Entries with figure data:
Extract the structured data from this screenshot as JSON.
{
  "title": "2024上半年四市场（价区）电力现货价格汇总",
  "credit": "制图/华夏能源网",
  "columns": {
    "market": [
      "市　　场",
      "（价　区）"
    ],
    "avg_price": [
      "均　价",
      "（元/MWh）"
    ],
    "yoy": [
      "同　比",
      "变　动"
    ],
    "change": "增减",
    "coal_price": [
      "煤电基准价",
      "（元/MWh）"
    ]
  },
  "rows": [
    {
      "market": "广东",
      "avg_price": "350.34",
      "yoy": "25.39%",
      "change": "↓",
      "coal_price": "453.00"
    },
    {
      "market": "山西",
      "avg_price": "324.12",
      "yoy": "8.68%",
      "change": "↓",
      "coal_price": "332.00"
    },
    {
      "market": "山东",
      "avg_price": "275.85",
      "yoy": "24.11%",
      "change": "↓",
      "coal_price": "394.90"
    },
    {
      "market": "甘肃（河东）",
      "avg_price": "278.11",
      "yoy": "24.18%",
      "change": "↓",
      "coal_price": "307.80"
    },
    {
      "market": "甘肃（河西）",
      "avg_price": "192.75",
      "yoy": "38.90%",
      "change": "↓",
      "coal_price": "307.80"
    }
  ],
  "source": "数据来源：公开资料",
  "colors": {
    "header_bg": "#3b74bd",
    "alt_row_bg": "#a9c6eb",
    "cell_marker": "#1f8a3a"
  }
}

Stated goal -> Going through the entries above, report how many lines include the string "market". The number alone is the answer.

Solution below -> 6